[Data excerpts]

::::

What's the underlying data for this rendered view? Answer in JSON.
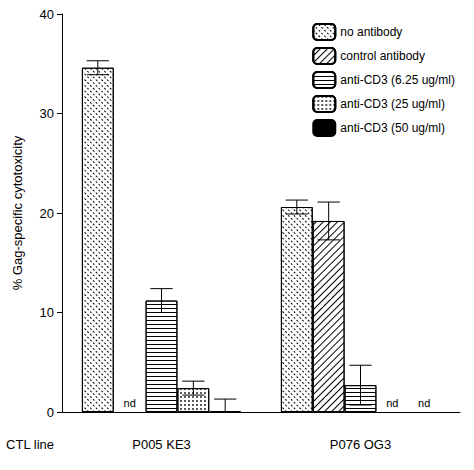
{
  "chart_data": {
    "type": "bar",
    "x_label": "CTL line",
    "y_label": "% Gag-specific cytotoxicity",
    "categories": [
      "P005 KE3",
      "P076 OG3"
    ],
    "ylim": [
      0,
      40
    ],
    "yticks": [
      0,
      10,
      20,
      30,
      40
    ],
    "grid": false,
    "legend": "top-right",
    "series": [
      {
        "name": "no antibody",
        "color": "#ffffff",
        "marker": "crosshatch",
        "values": [
          34.6,
          20.6
        ],
        "errors": [
          0.7,
          0.7
        ]
      },
      {
        "name": "control antibody",
        "color": "#ffffff",
        "marker": "diagonal",
        "values": [
          null,
          19.2
        ],
        "errors": [
          null,
          1.9
        ],
        "value_labels": [
          "nd",
          null
        ]
      },
      {
        "name": "anti-CD3 (6.25 ug/ml)",
        "color": "#ffffff",
        "marker": "horizontal",
        "values": [
          11.2,
          2.7
        ],
        "errors": [
          1.2,
          2.0
        ]
      },
      {
        "name": "anti-CD3 (25 ug/ml)",
        "color": "#ffffff",
        "marker": "dotted",
        "values": [
          2.4,
          null
        ],
        "errors": [
          0.7,
          null
        ],
        "value_labels": [
          null,
          "nd"
        ]
      },
      {
        "name": "anti-CD3 (50 ug/ml)",
        "color": "#000000",
        "marker": "solid",
        "values": [
          0.1,
          null
        ],
        "errors": [
          1.2,
          null
        ],
        "value_labels": [
          null,
          "nd"
        ]
      }
    ]
  }
}
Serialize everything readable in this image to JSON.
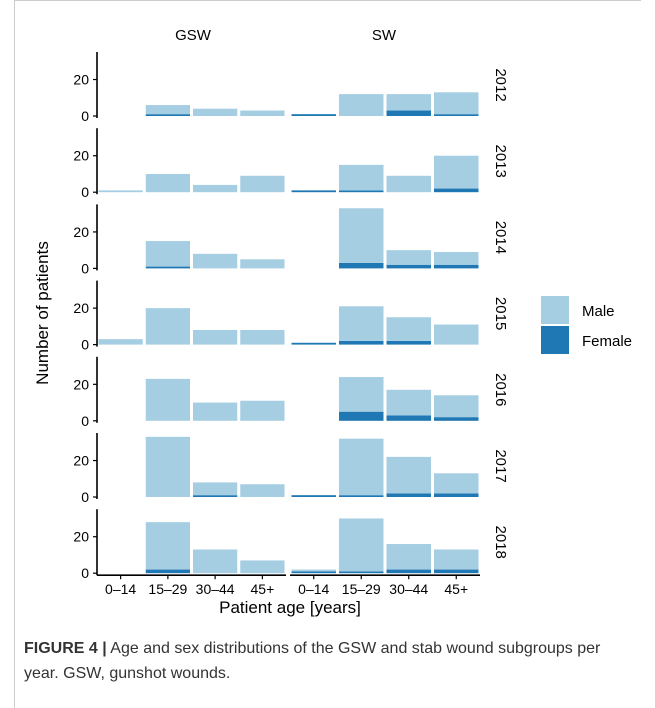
{
  "chart_data": {
    "type": "bar",
    "stacked": true,
    "ylabel": "Number of patients",
    "xlabel": "Patient age [years]",
    "categories": [
      "0–14",
      "15–29",
      "30–44",
      "45+"
    ],
    "columns": [
      "GSW",
      "SW"
    ],
    "rows": [
      "2012",
      "2013",
      "2014",
      "2015",
      "2016",
      "2017",
      "2018"
    ],
    "y_ticks": [
      "0",
      "20"
    ],
    "ylim": [
      0,
      34
    ],
    "legend": {
      "position": "right",
      "entries": [
        "Male",
        "Female"
      ]
    },
    "colors": {
      "Male": "#a6cee3",
      "Female": "#1f78b4"
    },
    "panels": [
      {
        "row": "2012",
        "column": "GSW",
        "male": [
          0,
          5,
          4,
          3
        ],
        "female": [
          0,
          1,
          0,
          0
        ]
      },
      {
        "row": "2012",
        "column": "SW",
        "male": [
          0,
          12,
          9,
          12
        ],
        "female": [
          1,
          0,
          3,
          1
        ]
      },
      {
        "row": "2013",
        "column": "GSW",
        "male": [
          1,
          10,
          4,
          9
        ],
        "female": [
          0,
          0,
          0,
          0
        ]
      },
      {
        "row": "2013",
        "column": "SW",
        "male": [
          0,
          14,
          9,
          18
        ],
        "female": [
          1,
          1,
          0,
          2
        ]
      },
      {
        "row": "2014",
        "column": "GSW",
        "male": [
          0,
          14,
          8,
          5
        ],
        "female": [
          0,
          1,
          0,
          0
        ]
      },
      {
        "row": "2014",
        "column": "SW",
        "male": [
          0,
          30,
          8,
          7
        ],
        "female": [
          0,
          3,
          2,
          2
        ]
      },
      {
        "row": "2015",
        "column": "GSW",
        "male": [
          3,
          20,
          8,
          8
        ],
        "female": [
          0,
          0,
          0,
          0
        ]
      },
      {
        "row": "2015",
        "column": "SW",
        "male": [
          0,
          19,
          13,
          11
        ],
        "female": [
          1,
          2,
          2,
          0
        ]
      },
      {
        "row": "2016",
        "column": "GSW",
        "male": [
          0,
          23,
          10,
          11
        ],
        "female": [
          0,
          0,
          0,
          0
        ]
      },
      {
        "row": "2016",
        "column": "SW",
        "male": [
          0,
          19,
          14,
          12
        ],
        "female": [
          0,
          5,
          3,
          2
        ]
      },
      {
        "row": "2017",
        "column": "GSW",
        "male": [
          0,
          33,
          7,
          7
        ],
        "female": [
          0,
          0,
          1,
          0
        ]
      },
      {
        "row": "2017",
        "column": "SW",
        "male": [
          0,
          31,
          20,
          11
        ],
        "female": [
          1,
          1,
          2,
          2
        ]
      },
      {
        "row": "2018",
        "column": "GSW",
        "male": [
          0,
          26,
          13,
          7
        ],
        "female": [
          0,
          2,
          0,
          0
        ]
      },
      {
        "row": "2018",
        "column": "SW",
        "male": [
          1,
          29,
          14,
          11
        ],
        "female": [
          1,
          1,
          2,
          2
        ]
      }
    ]
  },
  "caption": {
    "label": "FIGURE 4 |",
    "text": " Age and sex distributions of the GSW and stab wound subgroups per year. GSW, gunshot wounds."
  }
}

::::

The entries are to be written out again exactly, though without any images.

#### Written answer:
What's the underlying data for this rendered view? Answer in JSON.
{
  "chart_data": {
    "type": "bar",
    "x_label": "CTL line",
    "y_label": "% Gag-specific cytotoxicity",
    "categories": [
      "P005 KE3",
      "P076 OG3"
    ],
    "ylim": [
      0,
      40
    ],
    "yticks": [
      0,
      10,
      20,
      30,
      40
    ],
    "grid": false,
    "legend": "top-right",
    "series": [
      {
        "name": "no antibody",
        "color": "#ffffff",
        "marker": "crosshatch",
        "values": [
          34.6,
          20.6
        ],
        "errors": [
          0.7,
          0.7
        ]
      },
      {
        "name": "control antibody",
        "color": "#ffffff",
        "marker": "diagonal",
        "values": [
          null,
          19.2
        ],
        "errors": [
          null,
          1.9
        ],
        "value_labels": [
          "nd",
          null
        ]
      },
      {
        "name": "anti-CD3 (6.25 ug/ml)",
        "color": "#ffffff",
        "marker": "horizontal",
        "values": [
          11.2,
          2.7
        ],
        "errors": [
          1.2,
          2.0
        ]
      },
      {
        "name": "anti-CD3 (25 ug/ml)",
        "color": "#ffffff",
        "marker": "dotted",
        "values": [
          2.4,
          null
        ],
        "errors": [
          0.7,
          null
        ],
        "value_labels": [
          null,
          "nd"
        ]
      },
      {
        "name": "anti-CD3 (50 ug/ml)",
        "color": "#000000",
        "marker": "solid",
        "values": [
          0.1,
          null
        ],
        "errors": [
          1.2,
          null
        ],
        "value_labels": [
          null,
          "nd"
        ]
      }
    ]
  }
}
Serialize everything readable in this image to JSON.
{
  "chart_data": {
    "type": "bar",
    "stacked": true,
    "ylabel": "Number of patients",
    "xlabel": "Patient age [years]",
    "categories": [
      "0–14",
      "15–29",
      "30–44",
      "45+"
    ],
    "columns": [
      "GSW",
      "SW"
    ],
    "rows": [
      "2012",
      "2013",
      "2014",
      "2015",
      "2016",
      "2017",
      "2018"
    ],
    "y_ticks": [
      "0",
      "20"
    ],
    "ylim": [
      0,
      34
    ],
    "legend": {
      "position": "right",
      "entries": [
        "Male",
        "Female"
      ]
    },
    "colors": {
      "Male": "#a6cee3",
      "Female": "#1f78b4"
    },
    "panels": [
      {
        "row": "2012",
        "column": "GSW",
        "male": [
          0,
          5,
          4,
          3
        ],
        "female": [
          0,
          1,
          0,
          0
        ]
      },
      {
        "row": "2012",
        "column": "SW",
        "male": [
          0,
          12,
          9,
          12
        ],
        "female": [
          1,
          0,
          3,
          1
        ]
      },
      {
        "row": "2013",
        "column": "GSW",
        "male": [
          1,
          10,
          4,
          9
        ],
        "female": [
          0,
          0,
          0,
          0
        ]
      },
      {
        "row": "2013",
        "column": "SW",
        "male": [
          0,
          14,
          9,
          18
        ],
        "female": [
          1,
          1,
          0,
          2
        ]
      },
      {
        "row": "2014",
        "column": "GSW",
        "male": [
          0,
          14,
          8,
          5
        ],
        "female": [
          0,
          1,
          0,
          0
        ]
      },
      {
        "row": "2014",
        "column": "SW",
        "male": [
          0,
          30,
          8,
          7
        ],
        "female": [
          0,
          3,
          2,
          2
        ]
      },
      {
        "row": "2015",
        "column": "GSW",
        "male": [
          3,
          20,
          8,
          8
        ],
        "female": [
          0,
          0,
          0,
          0
        ]
      },
      {
        "row": "2015",
        "column": "SW",
        "male": [
          0,
          19,
          13,
          11
        ],
        "female": [
          1,
          2,
          2,
          0
        ]
      },
      {
        "row": "2016",
        "column": "GSW",
        "male": [
          0,
          23,
          10,
          11
        ],
        "female": [
          0,
          0,
          0,
          0
        ]
      },
      {
        "row": "2016",
        "column": "SW",
        "male": [
          0,
          19,
          14,
          12
        ],
        "female": [
          0,
          5,
          3,
          2
        ]
      },
      {
        "row": "2017",
        "column": "GSW",
        "male": [
          0,
          33,
          7,
          7
        ],
        "female": [
          0,
          0,
          1,
          0
        ]
      },
      {
        "row": "2017",
        "column": "SW",
        "male": [
          0,
          31,
          20,
          11
        ],
        "female": [
          1,
          1,
          2,
          2
        ]
      },
      {
        "row": "2018",
        "column": "GSW",
        "male": [
          0,
          26,
          13,
          7
        ],
        "female": [
          0,
          2,
          0,
          0
        ]
      },
      {
        "row": "2018",
        "column": "SW",
        "male": [
          1,
          29,
          14,
          11
        ],
        "female": [
          1,
          1,
          2,
          2
        ]
      }
    ]
  },
  "caption": {
    "label": "FIGURE 4 |",
    "text": " Age and sex distributions of the GSW and stab wound subgroups per year. GSW, gunshot wounds."
  }
}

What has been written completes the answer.